* _Short problem_
Leave out the images and repeat the listing below without a single change.

Dataset entries on figures:

* Start *

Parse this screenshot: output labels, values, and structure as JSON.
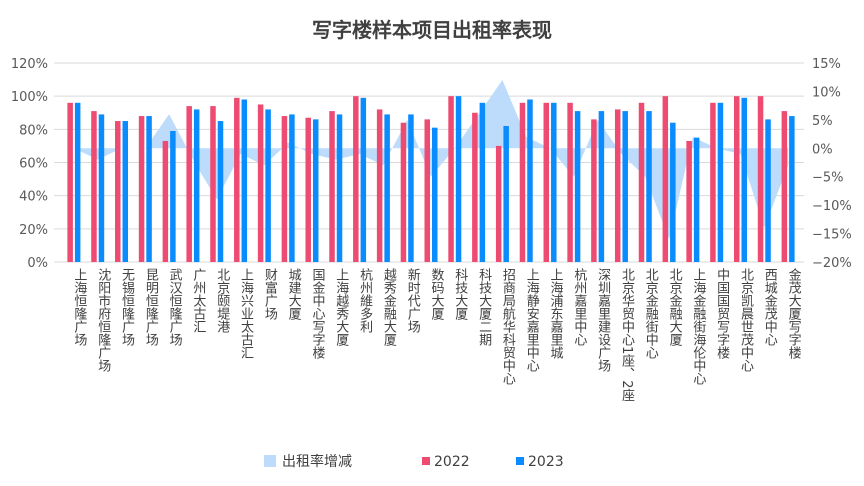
{
  "chart_data": {
    "type": "bar",
    "title": "写字楼样本项目出租率表现",
    "categories": [
      "上海恒隆广场",
      "沈阳市府恒隆广场",
      "无锡恒隆广场",
      "昆明恒隆广场",
      "武汉恒隆广场",
      "广州太古汇",
      "北京颐堤港",
      "上海兴业太古汇",
      "财富广场",
      "城建大厦",
      "国金中心写字楼",
      "上海越秀大厦",
      "杭州維多利",
      "越秀金融大厦",
      "新时代广场",
      "数码大厦",
      "科技大厦",
      "科技大厦二期",
      "招商局航华科贸中心",
      "上海静安嘉里中心",
      "上海浦东嘉里城",
      "杭州嘉里中心",
      "深圳嘉里建设广场",
      "北京华贸中心1座、2座",
      "北京金融街中心",
      "北京金融大厦",
      "上海金融街海伦中心",
      "中国国贸写字楼",
      "北京凯晨世茂中心",
      "西城金茂中心",
      "金茂大厦写字楼"
    ],
    "series": [
      {
        "name": "出租率增减",
        "type": "area",
        "axis": "right",
        "color": "#bddcfb",
        "values": [
          0,
          -2,
          0,
          0,
          6,
          -2,
          -9,
          -1,
          -3,
          1,
          -1,
          -2,
          -1,
          -3,
          5,
          -5,
          0,
          6,
          12,
          2,
          0,
          -5,
          5,
          -1,
          -5,
          -16,
          2,
          0,
          -1,
          -14,
          -3
        ]
      },
      {
        "name": "2022",
        "type": "bar",
        "axis": "left",
        "color": "#ee4b73",
        "values": [
          96,
          91,
          85,
          88,
          73,
          94,
          94,
          99,
          95,
          88,
          87,
          91,
          100,
          92,
          84,
          86,
          100,
          90,
          70,
          96,
          96,
          96,
          86,
          92,
          96,
          100,
          73,
          96,
          100,
          100,
          91
        ]
      },
      {
        "name": "2023",
        "type": "bar",
        "axis": "left",
        "color": "#0a8cff",
        "values": [
          96,
          89,
          85,
          88,
          79,
          92,
          85,
          98,
          92,
          89,
          86,
          89,
          99,
          89,
          89,
          81,
          100,
          96,
          82,
          98,
          96,
          91,
          91,
          91,
          91,
          84,
          75,
          96,
          99,
          86,
          88
        ]
      }
    ],
    "y_left": {
      "min": 0,
      "max": 120,
      "step": 20,
      "ticks": [
        "0%",
        "20%",
        "40%",
        "60%",
        "80%",
        "100%",
        "120%"
      ]
    },
    "y_right": {
      "min": -20,
      "max": 15,
      "step": 5,
      "ticks": [
        "-20%",
        "-15%",
        "-10%",
        "-5%",
        "0%",
        "5%",
        "10%",
        "15%"
      ]
    },
    "grid": true,
    "legend": "bottom"
  }
}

* End *

* _Final result_
Parse this screenshot: output labels, values, and structure as JSON.
{
  "chart_data": {
    "type": "bar",
    "title": "写字楼样本项目出租率表现",
    "categories": [
      "上海恒隆广场",
      "沈阳市府恒隆广场",
      "无锡恒隆广场",
      "昆明恒隆广场",
      "武汉恒隆广场",
      "广州太古汇",
      "北京颐堤港",
      "上海兴业太古汇",
      "财富广场",
      "城建大厦",
      "国金中心写字楼",
      "上海越秀大厦",
      "杭州維多利",
      "越秀金融大厦",
      "新时代广场",
      "数码大厦",
      "科技大厦",
      "科技大厦二期",
      "招商局航华科贸中心",
      "上海静安嘉里中心",
      "上海浦东嘉里城",
      "杭州嘉里中心",
      "深圳嘉里建设广场",
      "北京华贸中心1座、2座",
      "北京金融街中心",
      "北京金融大厦",
      "上海金融街海伦中心",
      "中国国贸写字楼",
      "北京凯晨世茂中心",
      "西城金茂中心",
      "金茂大厦写字楼"
    ],
    "series": [
      {
        "name": "出租率增减",
        "type": "area",
        "axis": "right",
        "color": "#bddcfb",
        "values": [
          0,
          -2,
          0,
          0,
          6,
          -2,
          -9,
          -1,
          -3,
          1,
          -1,
          -2,
          -1,
          -3,
          5,
          -5,
          0,
          6,
          12,
          2,
          0,
          -5,
          5,
          -1,
          -5,
          -16,
          2,
          0,
          -1,
          -14,
          -3
        ]
      },
      {
        "name": "2022",
        "type": "bar",
        "axis": "left",
        "color": "#ee4b73",
        "values": [
          96,
          91,
          85,
          88,
          73,
          94,
          94,
          99,
          95,
          88,
          87,
          91,
          100,
          92,
          84,
          86,
          100,
          90,
          70,
          96,
          96,
          96,
          86,
          92,
          96,
          100,
          73,
          96,
          100,
          100,
          91
        ]
      },
      {
        "name": "2023",
        "type": "bar",
        "axis": "left",
        "color": "#0a8cff",
        "values": [
          96,
          89,
          85,
          88,
          79,
          92,
          85,
          98,
          92,
          89,
          86,
          89,
          99,
          89,
          89,
          81,
          100,
          96,
          82,
          98,
          96,
          91,
          91,
          91,
          91,
          84,
          75,
          96,
          99,
          86,
          88
        ]
      }
    ],
    "y_left": {
      "min": 0,
      "max": 120,
      "step": 20,
      "ticks": [
        "0%",
        "20%",
        "40%",
        "60%",
        "80%",
        "100%",
        "120%"
      ]
    },
    "y_right": {
      "min": -20,
      "max": 15,
      "step": 5,
      "ticks": [
        "-20%",
        "-15%",
        "-10%",
        "-5%",
        "0%",
        "5%",
        "10%",
        "15%"
      ]
    },
    "grid": true,
    "legend": "bottom"
  }
}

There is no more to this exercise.